Repeat the entries below without any change, from the one containing "- y-tick-label: 350: [93, 100, 118, 115]" down to the one containing "- legend-label-wst: WST: [643, 458, 672, 473]", with both of those included.

▶ [Data rows]
— begin —
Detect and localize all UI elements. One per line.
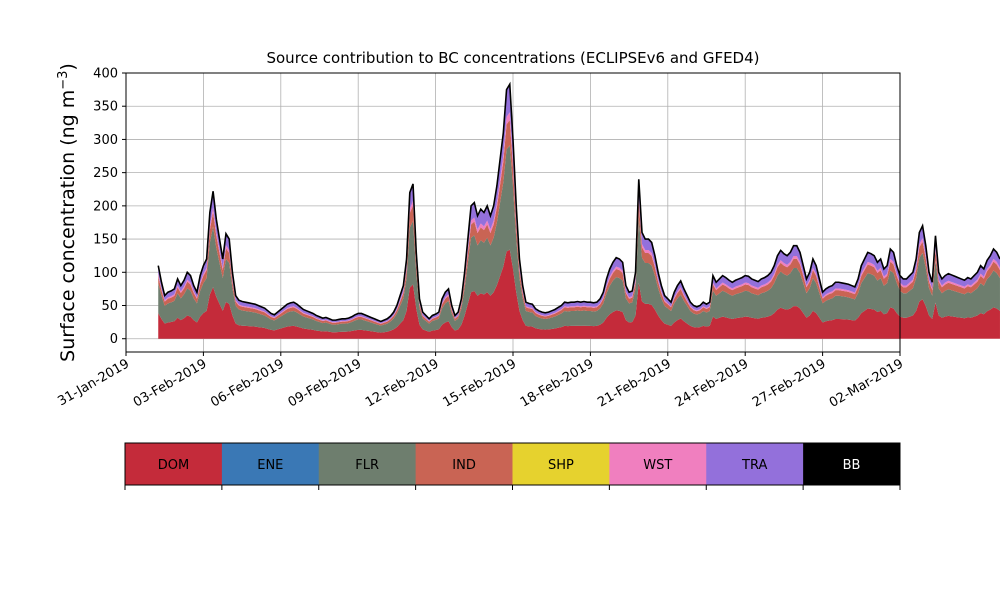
- y-tick-label: 350: [93, 100, 118, 115]
- legend-label-ene: ENE: [257, 458, 283, 473]
- legend-swatch-dom: [125, 443, 223, 485]
- y-axis-label: Surface concentration (ng m−3): [56, 63, 79, 362]
- y-axis-label-main: Surface concentration (ng m: [57, 90, 79, 362]
- y-tick-label: 0: [110, 332, 118, 347]
- total-line: [157, 81, 1000, 323]
- legend-label-shp: SHP: [548, 458, 574, 473]
- x-tick-label: 03-Feb-2019: [131, 356, 210, 410]
- stacked-areas: [158, 84, 1000, 339]
- y-axis-label-end: ): [57, 63, 79, 70]
- chart-title: Source contribution to BC concentrations…: [266, 49, 759, 67]
- x-tick-label: 24-Feb-2019: [673, 356, 752, 410]
- legend-label-dom: DOM: [158, 458, 189, 473]
- x-tick-label: 09-Feb-2019: [286, 356, 365, 410]
- y-tick-label: 200: [93, 199, 118, 214]
- x-tick-label: 15-Feb-2019: [440, 356, 519, 410]
- legend-swatch-bb: [803, 443, 901, 485]
- legend-swatch-shp: [512, 443, 610, 485]
- legend-label-wst: WST: [643, 458, 672, 473]
- x-axis: 31-Jan-201903-Feb-201906-Feb-201909-Feb-…: [55, 352, 906, 411]
- x-tick-label: 02-Mar-2019: [827, 356, 906, 410]
- legend-swatch-ind: [415, 443, 513, 485]
- x-tick-label: 06-Feb-2019: [208, 356, 287, 410]
- x-tick-label: 31-Jan-2019: [55, 356, 132, 409]
- legend-label-ind: IND: [452, 458, 476, 473]
- x-tick-label: 12-Feb-2019: [363, 356, 442, 410]
- y-tick-label: 400: [93, 67, 118, 82]
- y-tick-label: 100: [93, 266, 118, 281]
- legend: DOM ENE FLR IND SHP WST TRA BB: [124, 442, 901, 490]
- legend-swatch-ene: [221, 443, 320, 485]
- x-tick-label: 21-Feb-2019: [595, 356, 674, 410]
- legend-label-flr: FLR: [355, 458, 379, 473]
- y-tick-label: 300: [93, 133, 118, 148]
- y-axis: 0 50 100 150 200 250 300 350 400: [93, 67, 126, 347]
- area-flr: [158, 145, 1000, 333]
- x-tick-label: 18-Feb-2019: [518, 356, 597, 410]
- legend-swatch-tra: [706, 443, 804, 485]
- legend-swatch-wst: [609, 443, 707, 485]
- area-dom: [158, 249, 1000, 339]
- y-tick-label: 150: [93, 233, 118, 248]
- y-tick-label: 50: [101, 299, 118, 314]
- legend-label-bb: BB: [843, 458, 861, 473]
- y-axis-label-superscript: −3: [56, 71, 71, 90]
- x-tick-label: 27-Feb-2019: [750, 356, 829, 410]
- legend-label-tra: TRA: [741, 458, 767, 473]
- legend-swatch-flr: [318, 443, 417, 485]
- y-tick-label: 250: [93, 166, 118, 181]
— end —
▶ [Finished exercise]
- y-tick-label: 350: [93, 100, 118, 115]
- legend-label-ene: ENE: [257, 458, 283, 473]
- legend-swatch-dom: [125, 443, 223, 485]
- y-axis-label: Surface concentration (ng m−3): [56, 63, 79, 362]
- y-axis-label-main: Surface concentration (ng m: [57, 90, 79, 362]
- y-tick-label: 0: [110, 332, 118, 347]
- total-line: [157, 81, 1000, 323]
- legend-label-shp: SHP: [548, 458, 574, 473]
- x-tick-label: 03-Feb-2019: [131, 356, 210, 410]
- stacked-areas: [158, 84, 1000, 339]
- y-axis-label-end: ): [57, 63, 79, 70]
- chart-title: Source contribution to BC concentrations…: [266, 49, 759, 67]
- x-tick-label: 24-Feb-2019: [673, 356, 752, 410]
- legend-label-dom: DOM: [158, 458, 189, 473]
- x-tick-label: 09-Feb-2019: [286, 356, 365, 410]
- y-tick-label: 200: [93, 199, 118, 214]
- x-tick-label: 15-Feb-2019: [440, 356, 519, 410]
- legend-swatch-bb: [803, 443, 901, 485]
- legend-swatch-shp: [512, 443, 610, 485]
- legend-label-wst: WST: [643, 458, 672, 473]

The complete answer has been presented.